**WORK REQUIRED**
Write out the entries verbatim and leave the images out of the copy.
##############################
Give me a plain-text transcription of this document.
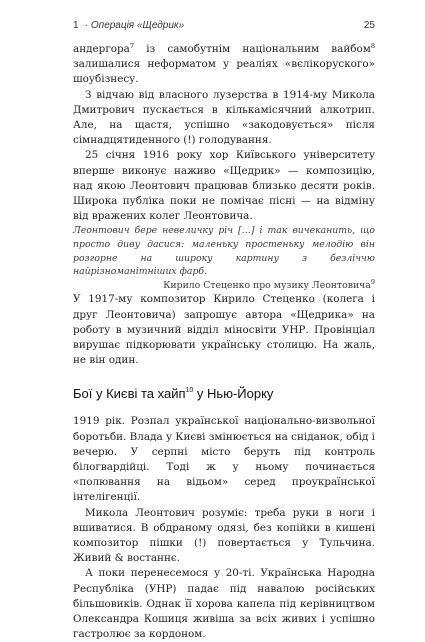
1 · Операція «Щедрик»	25

андергора$^7$ із самобутнім національним вайбом$^8$ залишалися неформатом у реаліях «вєлікоруского» шоубізнесу.

З відчаю від власного лузерства в 1914-му Микола Дмитрович пускається в кількамісячний алкотрип. Але, на щастя, успішно «закодовується» після сімнадцятиденного (!) голодування.

25 січня 1916 року хор Київського університету вперше виконує наживо «Щедрик» — композицію, над якою Леонтович працював близько десяти років. Широка публіка поки не помічає пісні — на відміну від вражених колег Леонтовича.

Леонтович бере невеличку річ […] і так вичеканить, що просто диву дасися: маленьку простеньку мелодію він розгорне на широку картину з безліччю найрізноманітніших фарб.

Кирило Стеценко про музику Леонтовича$^9$

У 1917-му композитор Кирило Стеценко (колега і друг Леонтовича) запрошує автора «Щедрика» на роботу в музичний відділ міносвіти УНР. Провінціал вирушає підкорювати українську столицю. На жаль, не він один.

Бої у Києві та хайп$^{10}$ у Нью-Йорку

1919 рік. Розпал української національно-визвольної боротьби. Влада у Києві змінюється на сніданок, обід і вечерю. У серпні місто беруть під контроль білогвардійці. Тоді ж у ньому починається «полювання на відьом» серед проукраїнської інтелігенції.

Микола Леонтович розуміє: треба руки в ноги і вшиватися. В обдраному одязі, без копійки в кишені композитор пішки (!) повертається у Тульчина. Живий & востаннє.

А поки перенесемося у 20-ті. Українська Народна Республіка (УНР) падає під навалою російських більшовиків. Однак її хорова капела під керівництвом Олександра Кошиця живіша за всіх живих і успішно гастролює за кордоном.
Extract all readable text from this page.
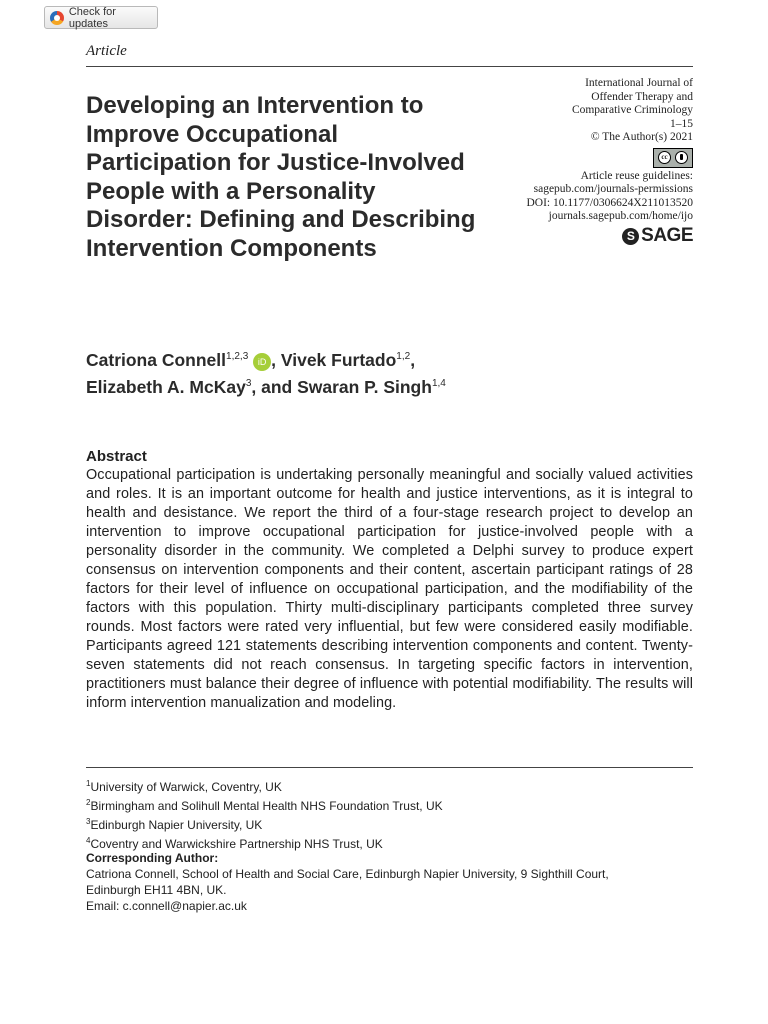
Check for updates
Article
Developing an Intervention to Improve Occupational Participation for Justice-Involved People with a Personality Disorder: Defining and Describing Intervention Components
International Journal of
Offender Therapy and
Comparative Criminology
1–15
© The Author(s) 2021
cc
Article reuse guidelines:
sagepub.com/journals-permissions
DOI: 10.1177/0306624X211013520
journals.sagepub.com/home/ijo
S SAGE
Catriona Connell$^{1,2,3}$ iD , Vivek Furtado$^{1,2}$,
Elizabeth A. McKay$^3$, and Swaran P. Singh$^{1,4}$
Abstract

Occupational participation is undertaking personally meaningful and socially valued activities and roles. It is an important outcome for health and justice interventions, as it is integral to health and desistance. We report the third of a four-stage research project to develop an intervention to improve occupational participation for justice-involved people with a personality disorder in the community. We completed a Delphi survey to produce expert consensus on intervention components and their content, ascertain participant ratings of 28 factors for their level of influence on occupational participation, and the modifiability of the factors with this population. Thirty multi-disciplinary participants completed three survey rounds. Most factors were rated very influential, but few were considered easily modifiable. Participants agreed 121 statements describing intervention components and content. Twenty-seven statements did not reach consensus. In targeting specific factors in intervention, practitioners must balance their degree of influence with potential modifiability. The results will inform intervention manualization and modeling.

$^1$University of Warwick, Coventry, UK
$^2$Birmingham and Solihull Mental Health NHS Foundation Trust, UK
$^3$Edinburgh Napier University, UK
$^4$Coventry and Warwickshire Partnership NHS Trust, UK
Corresponding Author:
Catriona Connell, School of Health and Social Care, Edinburgh Napier University, 9 Sighthill Court,
Edinburgh EH11 4BN, UK.
Email: c.connell@napier.ac.uk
##############################
**SOLUTION TO THIS EXERCISE**
Give me a plain-text transcription of this document.
1 · Операція «Щедрик»	25

андергора$^7$ із самобутнім національним вайбом$^8$ залишалися неформатом у реаліях «вєлікоруского» шоубізнесу.

З відчаю від власного лузерства в 1914-му Микола Дмитрович пускається в кількамісячний алкотрип. Але, на щастя, успішно «закодовується» після сімнадцятиденного (!) голодування.

25 січня 1916 року хор Київського університету вперше виконує наживо «Щедрик» — композицію, над якою Леонтович працював близько десяти років. Широка публіка поки не помічає пісні — на відміну від вражених колег Леонтовича.

Леонтович бере невеличку річ […] і так вичеканить, що просто диву дасися: маленьку простеньку мелодію він розгорне на широку картину з безліччю найрізноманітніших фарб.

Кирило Стеценко про музику Леонтовича$^9$

У 1917-му композитор Кирило Стеценко (колега і друг Леонтовича) запрошує автора «Щедрика» на роботу в музичний відділ міносвіти УНР. Провінціал вирушає підкорювати українську столицю. На жаль, не він один.

Бої у Києві та хайп$^{10}$ у Нью-Йорку

1919 рік. Розпал української національно-визвольної боротьби. Влада у Києві змінюється на сніданок, обід і вечерю. У серпні місто беруть під контроль білогвардійці. Тоді ж у ньому починається «полювання на відьом» серед проукраїнської інтелігенції.

Микола Леонтович розуміє: треба руки в ноги і вшиватися. В обдраному одязі, без копійки в кишені композитор пішки (!) повертається у Тульчина. Живий & востаннє.

А поки перенесемося у 20-ті. Українська Народна Республіка (УНР) падає під навалою російських більшовиків. Однак її хорова капела під керівництвом Олександра Кошиця живіша за всіх живих і успішно гастролює за кордоном.
Extract all readable text from this page.
Check for updates
Article
Developing an Intervention to Improve Occupational Participation for Justice-Involved People with a Personality Disorder: Defining and Describing Intervention Components
International Journal of
Offender Therapy and
Comparative Criminology
1–15
© The Author(s) 2021
cc
Article reuse guidelines:
sagepub.com/journals-permissions
DOI: 10.1177/0306624X211013520
journals.sagepub.com/home/ijo
S SAGE
Catriona Connell$^{1,2,3}$ iD , Vivek Furtado$^{1,2}$,
Elizabeth A. McKay$^3$, and Swaran P. Singh$^{1,4}$
Abstract

Occupational participation is undertaking personally meaningful and socially valued activities and roles. It is an important outcome for health and justice interventions, as it is integral to health and desistance. We report the third of a four-stage research project to develop an intervention to improve occupational participation for justice-involved people with a personality disorder in the community. We completed a Delphi survey to produce expert consensus on intervention components and their content, ascertain participant ratings of 28 factors for their level of influence on occupational participation, and the modifiability of the factors with this population. Thirty multi-disciplinary participants completed three survey rounds. Most factors were rated very influential, but few were considered easily modifiable. Participants agreed 121 statements describing intervention components and content. Twenty-seven statements did not reach consensus. In targeting specific factors in intervention, practitioners must balance their degree of influence with potential modifiability. The results will inform intervention manualization and modeling.

$^1$University of Warwick, Coventry, UK
$^2$Birmingham and Solihull Mental Health NHS Foundation Trust, UK
$^3$Edinburgh Napier University, UK
$^4$Coventry and Warwickshire Partnership NHS Trust, UK
Corresponding Author:
Catriona Connell, School of Health and Social Care, Edinburgh Napier University, 9 Sighthill Court,
Edinburgh EH11 4BN, UK.
Email: c.connell@napier.ac.uk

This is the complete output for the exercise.